[Data entries for graphics]
§ §
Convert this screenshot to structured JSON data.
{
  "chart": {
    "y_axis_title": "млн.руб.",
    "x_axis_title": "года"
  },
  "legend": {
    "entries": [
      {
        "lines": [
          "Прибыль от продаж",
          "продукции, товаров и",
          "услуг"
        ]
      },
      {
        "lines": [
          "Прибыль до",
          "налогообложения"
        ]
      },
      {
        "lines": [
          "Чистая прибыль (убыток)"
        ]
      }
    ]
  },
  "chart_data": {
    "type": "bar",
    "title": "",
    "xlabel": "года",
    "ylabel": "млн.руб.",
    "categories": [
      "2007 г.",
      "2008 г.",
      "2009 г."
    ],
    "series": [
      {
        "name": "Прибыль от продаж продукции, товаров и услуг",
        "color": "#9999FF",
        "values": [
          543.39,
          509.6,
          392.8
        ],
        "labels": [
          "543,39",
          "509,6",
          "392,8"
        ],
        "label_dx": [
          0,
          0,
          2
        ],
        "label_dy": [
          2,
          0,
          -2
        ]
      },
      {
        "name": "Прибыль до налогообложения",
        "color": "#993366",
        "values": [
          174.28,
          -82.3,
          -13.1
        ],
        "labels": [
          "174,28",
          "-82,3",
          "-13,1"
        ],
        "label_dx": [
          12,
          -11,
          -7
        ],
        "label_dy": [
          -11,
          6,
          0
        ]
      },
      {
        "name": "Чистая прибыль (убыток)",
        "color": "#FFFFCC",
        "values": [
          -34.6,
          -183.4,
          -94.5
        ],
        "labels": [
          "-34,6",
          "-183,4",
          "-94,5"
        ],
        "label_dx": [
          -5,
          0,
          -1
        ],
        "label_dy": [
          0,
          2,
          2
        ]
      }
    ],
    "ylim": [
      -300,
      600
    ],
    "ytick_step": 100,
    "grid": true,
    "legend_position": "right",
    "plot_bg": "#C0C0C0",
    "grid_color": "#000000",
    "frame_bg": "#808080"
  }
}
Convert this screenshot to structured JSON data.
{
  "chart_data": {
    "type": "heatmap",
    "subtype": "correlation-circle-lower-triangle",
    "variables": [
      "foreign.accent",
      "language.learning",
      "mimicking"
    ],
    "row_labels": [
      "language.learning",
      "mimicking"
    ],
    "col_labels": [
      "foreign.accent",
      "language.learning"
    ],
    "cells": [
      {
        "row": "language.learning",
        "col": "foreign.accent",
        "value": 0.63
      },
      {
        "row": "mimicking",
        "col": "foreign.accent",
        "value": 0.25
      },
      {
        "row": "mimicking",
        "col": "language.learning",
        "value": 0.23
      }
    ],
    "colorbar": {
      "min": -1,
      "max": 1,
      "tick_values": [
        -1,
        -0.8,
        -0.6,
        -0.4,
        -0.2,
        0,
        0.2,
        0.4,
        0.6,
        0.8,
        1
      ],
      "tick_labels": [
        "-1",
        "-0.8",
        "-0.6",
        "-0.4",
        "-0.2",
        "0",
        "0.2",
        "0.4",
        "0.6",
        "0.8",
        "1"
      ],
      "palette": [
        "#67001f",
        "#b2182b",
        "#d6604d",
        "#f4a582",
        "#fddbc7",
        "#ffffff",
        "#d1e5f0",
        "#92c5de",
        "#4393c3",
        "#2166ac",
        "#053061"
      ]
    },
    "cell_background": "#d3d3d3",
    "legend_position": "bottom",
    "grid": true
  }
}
§ §
WORK TO DO:
Print the listing above in its entirety, with every line exact.

CORRECT RESPONSE:
Convert this screenshot to structured JSON data.
{
  "chart": {
    "y_axis_title": "млн.руб.",
    "x_axis_title": "года"
  },
  "legend": {
    "entries": [
      {
        "lines": [
          "Прибыль от продаж",
          "продукции, товаров и",
          "услуг"
        ]
      },
      {
        "lines": [
          "Прибыль до",
          "налогообложения"
        ]
      },
      {
        "lines": [
          "Чистая прибыль (убыток)"
        ]
      }
    ]
  },
  "chart_data": {
    "type": "bar",
    "title": "",
    "xlabel": "года",
    "ylabel": "млн.руб.",
    "categories": [
      "2007 г.",
      "2008 г.",
      "2009 г."
    ],
    "series": [
      {
        "name": "Прибыль от продаж продукции, товаров и услуг",
        "color": "#9999FF",
        "values": [
          543.39,
          509.6,
          392.8
        ],
        "labels": [
          "543,39",
          "509,6",
          "392,8"
        ],
        "label_dx": [
          0,
          0,
          2
        ],
        "label_dy": [
          2,
          0,
          -2
        ]
      },
      {
        "name": "Прибыль до налогообложения",
        "color": "#993366",
        "values": [
          174.28,
          -82.3,
          -13.1
        ],
        "labels": [
          "174,28",
          "-82,3",
          "-13,1"
        ],
        "label_dx": [
          12,
          -11,
          -7
        ],
        "label_dy": [
          -11,
          6,
          0
        ]
      },
      {
        "name": "Чистая прибыль (убыток)",
        "color": "#FFFFCC",
        "values": [
          -34.6,
          -183.4,
          -94.5
        ],
        "labels": [
          "-34,6",
          "-183,4",
          "-94,5"
        ],
        "label_dx": [
          -5,
          0,
          -1
        ],
        "label_dy": [
          0,
          2,
          2
        ]
      }
    ],
    "ylim": [
      -300,
      600
    ],
    "ytick_step": 100,
    "grid": true,
    "legend_position": "right",
    "plot_bg": "#C0C0C0",
    "grid_color": "#000000",
    "frame_bg": "#808080"
  }
}
Convert this screenshot to structured JSON data.
{
  "chart_data": {
    "type": "heatmap",
    "subtype": "correlation-circle-lower-triangle",
    "variables": [
      "foreign.accent",
      "language.learning",
      "mimicking"
    ],
    "row_labels": [
      "language.learning",
      "mimicking"
    ],
    "col_labels": [
      "foreign.accent",
      "language.learning"
    ],
    "cells": [
      {
        "row": "language.learning",
        "col": "foreign.accent",
        "value": 0.63
      },
      {
        "row": "mimicking",
        "col": "foreign.accent",
        "value": 0.25
      },
      {
        "row": "mimicking",
        "col": "language.learning",
        "value": 0.23
      }
    ],
    "colorbar": {
      "min": -1,
      "max": 1,
      "tick_values": [
        -1,
        -0.8,
        -0.6,
        -0.4,
        -0.2,
        0,
        0.2,
        0.4,
        0.6,
        0.8,
        1
      ],
      "tick_labels": [
        "-1",
        "-0.8",
        "-0.6",
        "-0.4",
        "-0.2",
        "0",
        "0.2",
        "0.4",
        "0.6",
        "0.8",
        "1"
      ],
      "palette": [
        "#67001f",
        "#b2182b",
        "#d6604d",
        "#f4a582",
        "#fddbc7",
        "#ffffff",
        "#d1e5f0",
        "#92c5de",
        "#4393c3",
        "#2166ac",
        "#053061"
      ]
    },
    "cell_background": "#d3d3d3",
    "legend_position": "bottom",
    "grid": true
  }
}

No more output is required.